Material provided:
▶

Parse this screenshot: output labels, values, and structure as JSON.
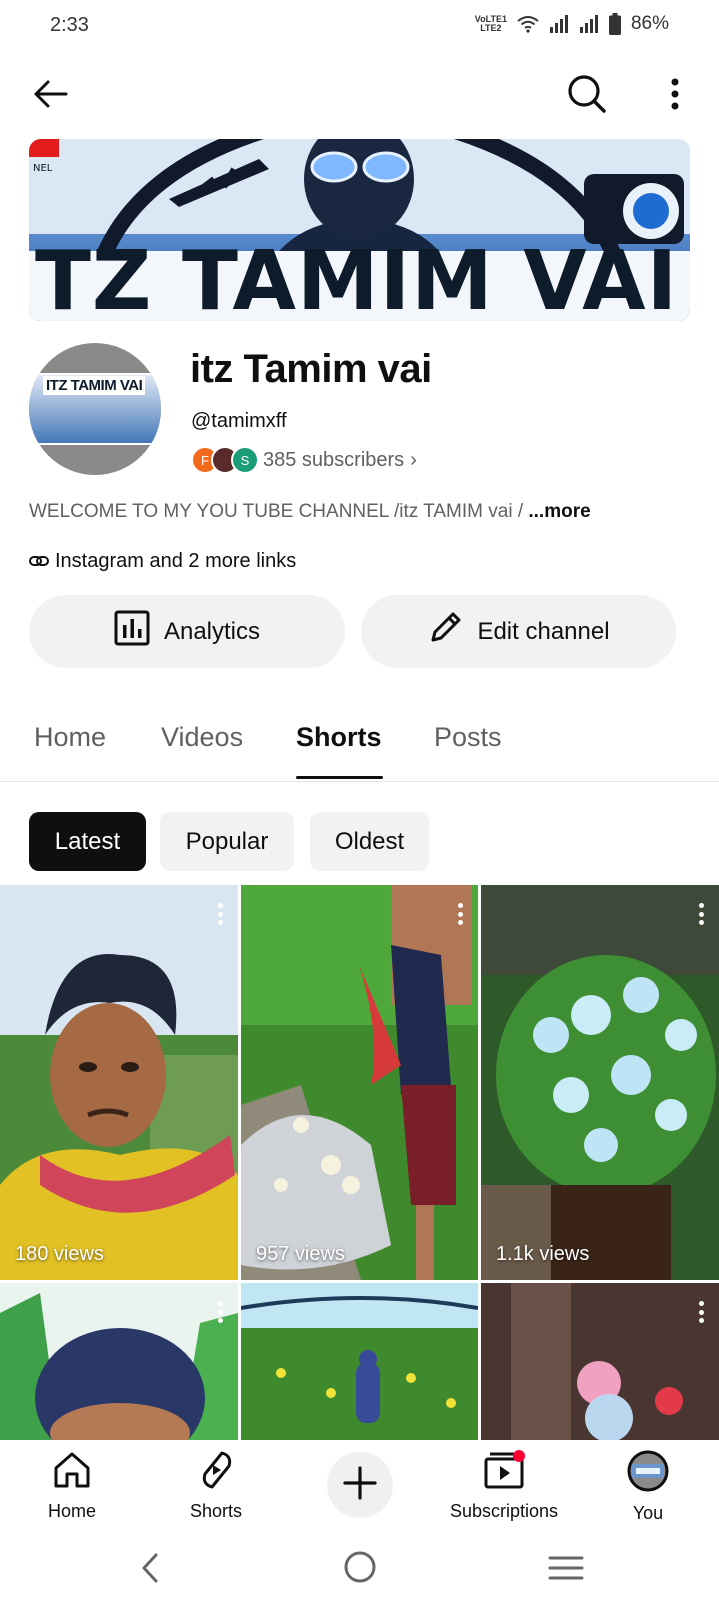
{
  "status_bar": {
    "time": "2:33",
    "network_label_top": "VoLTE1",
    "network_label_bottom": "LTE2",
    "battery": "86%",
    "icons": [
      "volte-icon",
      "wifi-icon",
      "signal-icon",
      "signal-icon",
      "battery-icon"
    ]
  },
  "topbar": {
    "icons": [
      "back-arrow-icon",
      "search-icon",
      "more-vert-icon"
    ]
  },
  "banner": {
    "text": "TZ TAMIM VAI"
  },
  "avatar": {
    "text": "ITZ TAMIM VAI"
  },
  "channel": {
    "name": "itz Tamim vai",
    "handle": "@tamimxff",
    "subscribers": "385 subscribers",
    "subscriber_avatars": [
      {
        "letter": "F",
        "color": "#f26b1d"
      },
      {
        "letter": "",
        "color": "#5a2a2a"
      },
      {
        "letter": "S",
        "color": "#1b9e77"
      }
    ],
    "description": "WELCOME TO  MY  YOU TUBE CHANNEL /itz TAMIM vai / ",
    "description_more": "...more",
    "links": "Instagram and 2 more links"
  },
  "actions": {
    "analytics": "Analytics",
    "edit_channel": "Edit channel"
  },
  "tabs": [
    "Home",
    "Videos",
    "Shorts",
    "Posts"
  ],
  "active_tab": "Shorts",
  "chips": [
    "Latest",
    "Popular",
    "Oldest"
  ],
  "active_chip": "Latest",
  "shorts": [
    {
      "views": "180 views"
    },
    {
      "views": "957 views"
    },
    {
      "views": "1.1k views"
    },
    {
      "views": ""
    },
    {
      "views": ""
    },
    {
      "views": ""
    }
  ],
  "bottom_nav": {
    "home": "Home",
    "shorts": "Shorts",
    "subscriptions": "Subscriptions",
    "you": "You"
  },
  "colors": {
    "accent": "#0f0f0f",
    "secondary_text": "#606060",
    "chip_bg": "#f2f2f2",
    "notification_dot": "#ff0033"
  }
}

◀

Show the lines where the word "more" appears in the entries.

      "more-vert-icon"
    "description_more": "...more",
    "links": "Instagram and 2 more links"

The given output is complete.